» Work to complete
Copy out all lines with the word "предоставления" in them.

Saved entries
========================
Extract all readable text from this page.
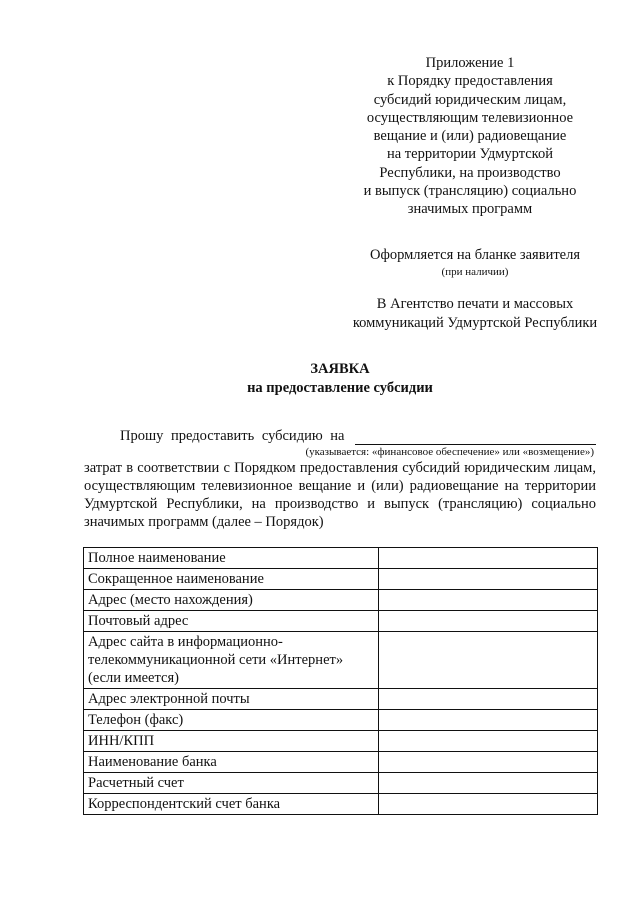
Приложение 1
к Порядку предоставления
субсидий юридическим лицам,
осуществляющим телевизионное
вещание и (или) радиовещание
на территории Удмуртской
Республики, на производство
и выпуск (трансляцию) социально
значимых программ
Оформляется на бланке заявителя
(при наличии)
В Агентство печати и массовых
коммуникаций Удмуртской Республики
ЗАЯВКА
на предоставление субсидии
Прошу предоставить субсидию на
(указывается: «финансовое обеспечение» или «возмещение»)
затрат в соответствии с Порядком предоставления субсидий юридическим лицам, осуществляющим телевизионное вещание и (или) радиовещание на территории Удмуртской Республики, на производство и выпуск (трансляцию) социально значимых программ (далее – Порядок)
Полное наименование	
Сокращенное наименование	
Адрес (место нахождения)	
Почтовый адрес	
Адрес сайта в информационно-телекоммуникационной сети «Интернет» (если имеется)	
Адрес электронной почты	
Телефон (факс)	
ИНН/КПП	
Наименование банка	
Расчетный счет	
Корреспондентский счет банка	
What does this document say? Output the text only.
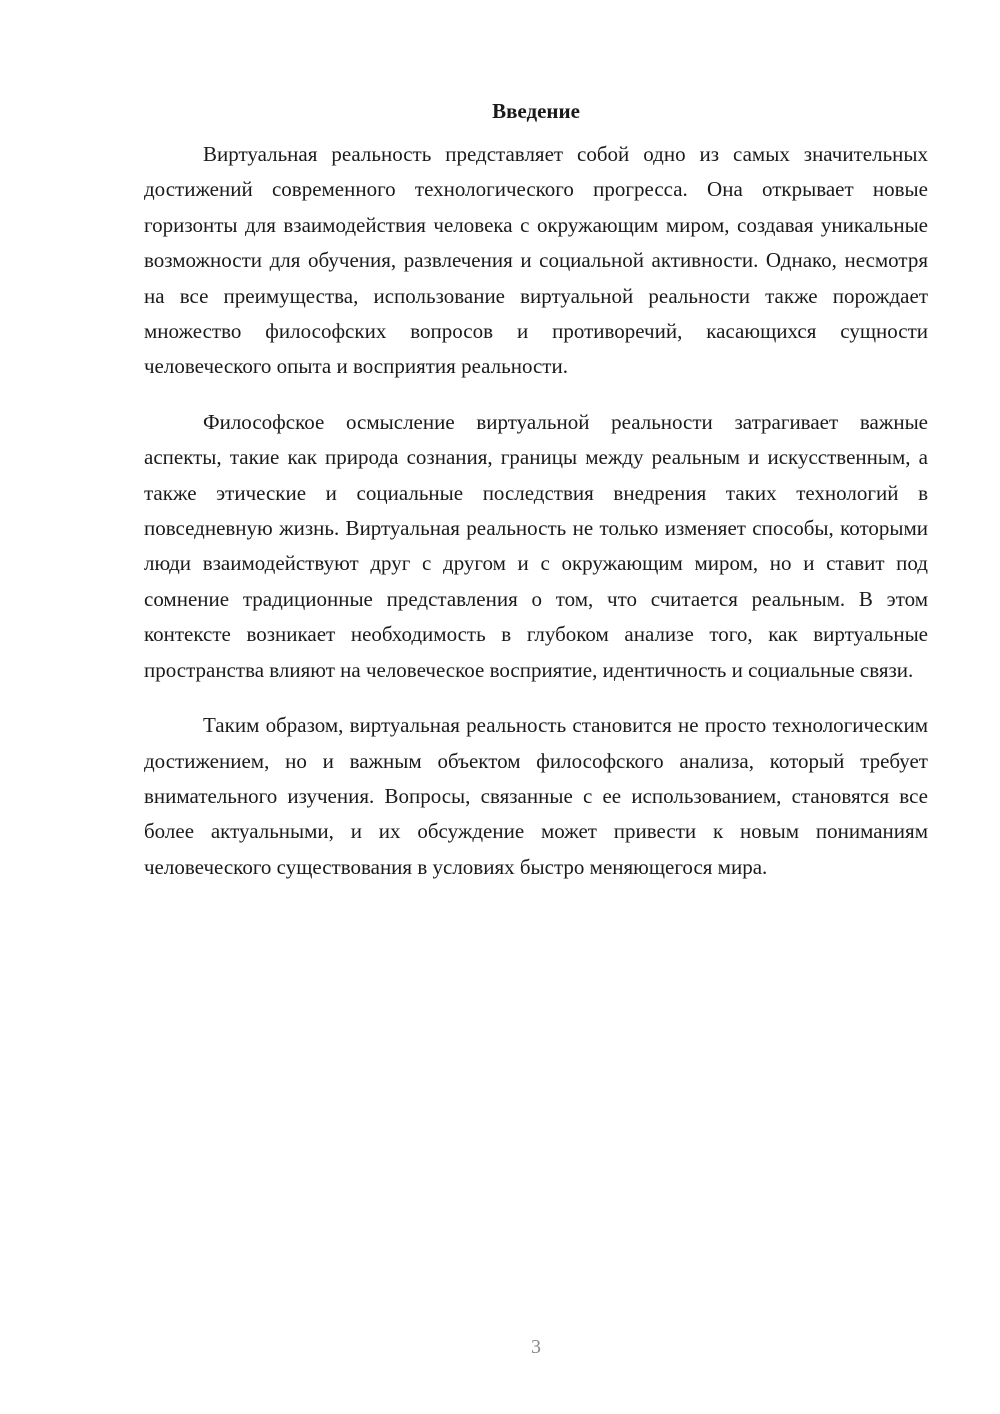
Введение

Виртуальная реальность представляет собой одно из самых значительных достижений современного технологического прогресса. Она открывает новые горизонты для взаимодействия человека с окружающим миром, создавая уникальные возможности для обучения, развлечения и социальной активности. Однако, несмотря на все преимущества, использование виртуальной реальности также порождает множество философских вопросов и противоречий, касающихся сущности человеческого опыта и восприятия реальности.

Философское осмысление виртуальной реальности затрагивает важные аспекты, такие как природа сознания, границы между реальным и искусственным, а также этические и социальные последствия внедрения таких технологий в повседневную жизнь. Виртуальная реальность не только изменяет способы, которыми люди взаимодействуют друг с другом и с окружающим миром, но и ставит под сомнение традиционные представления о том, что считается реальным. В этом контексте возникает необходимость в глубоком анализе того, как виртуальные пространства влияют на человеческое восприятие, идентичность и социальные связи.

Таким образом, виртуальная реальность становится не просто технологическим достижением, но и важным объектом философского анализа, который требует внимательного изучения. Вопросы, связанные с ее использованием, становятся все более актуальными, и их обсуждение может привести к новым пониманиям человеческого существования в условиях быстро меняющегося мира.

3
========================
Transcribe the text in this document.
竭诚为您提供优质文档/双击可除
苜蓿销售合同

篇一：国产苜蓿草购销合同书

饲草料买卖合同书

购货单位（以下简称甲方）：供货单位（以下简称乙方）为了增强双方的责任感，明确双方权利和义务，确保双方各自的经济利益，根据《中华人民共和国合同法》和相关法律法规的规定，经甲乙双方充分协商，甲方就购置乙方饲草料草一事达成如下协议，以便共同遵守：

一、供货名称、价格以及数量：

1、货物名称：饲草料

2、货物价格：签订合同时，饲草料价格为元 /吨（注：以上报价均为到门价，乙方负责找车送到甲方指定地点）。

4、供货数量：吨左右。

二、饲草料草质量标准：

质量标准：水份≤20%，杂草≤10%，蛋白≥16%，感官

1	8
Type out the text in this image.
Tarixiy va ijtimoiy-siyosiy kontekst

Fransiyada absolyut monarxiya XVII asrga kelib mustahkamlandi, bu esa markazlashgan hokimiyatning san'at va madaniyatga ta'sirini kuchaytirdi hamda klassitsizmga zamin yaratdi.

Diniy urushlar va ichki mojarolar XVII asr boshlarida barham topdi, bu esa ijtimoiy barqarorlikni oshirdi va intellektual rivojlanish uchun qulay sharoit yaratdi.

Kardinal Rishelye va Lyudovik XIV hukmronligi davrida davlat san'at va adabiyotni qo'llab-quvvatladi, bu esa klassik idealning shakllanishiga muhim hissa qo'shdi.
========================
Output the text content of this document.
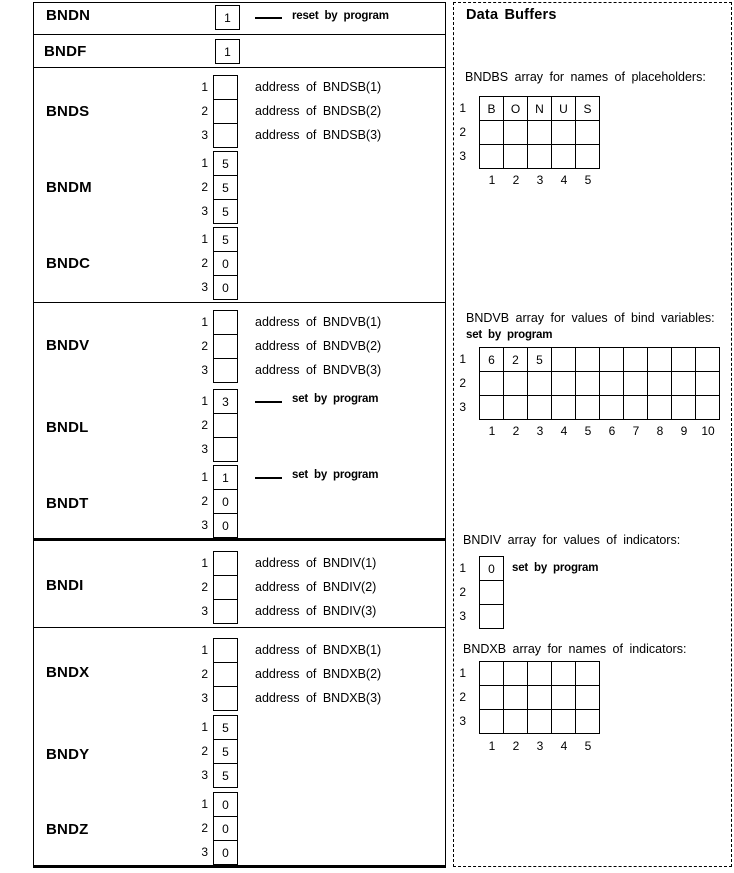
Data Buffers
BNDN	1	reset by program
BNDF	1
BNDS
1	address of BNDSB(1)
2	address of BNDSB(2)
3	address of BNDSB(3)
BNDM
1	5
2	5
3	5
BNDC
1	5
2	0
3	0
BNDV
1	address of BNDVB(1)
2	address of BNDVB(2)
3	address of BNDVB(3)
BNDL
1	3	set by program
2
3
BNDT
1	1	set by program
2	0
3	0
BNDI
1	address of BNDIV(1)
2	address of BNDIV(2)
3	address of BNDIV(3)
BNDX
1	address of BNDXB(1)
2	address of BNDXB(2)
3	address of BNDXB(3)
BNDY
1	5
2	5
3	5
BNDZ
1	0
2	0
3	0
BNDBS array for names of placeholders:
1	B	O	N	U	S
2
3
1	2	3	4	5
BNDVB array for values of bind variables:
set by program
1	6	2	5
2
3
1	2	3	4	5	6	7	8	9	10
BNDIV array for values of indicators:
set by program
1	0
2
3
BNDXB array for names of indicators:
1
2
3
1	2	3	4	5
========================
» Output below
к Порядку предоставления
затрат в соответствии с Порядком предоставления субсидий юридическим лицам, осуществляющим телевизионное вещание и (или) радиовещание на территории Удмуртской Республики, на производство и выпуск (трансляцию) социально значимых программ (далее – Порядок)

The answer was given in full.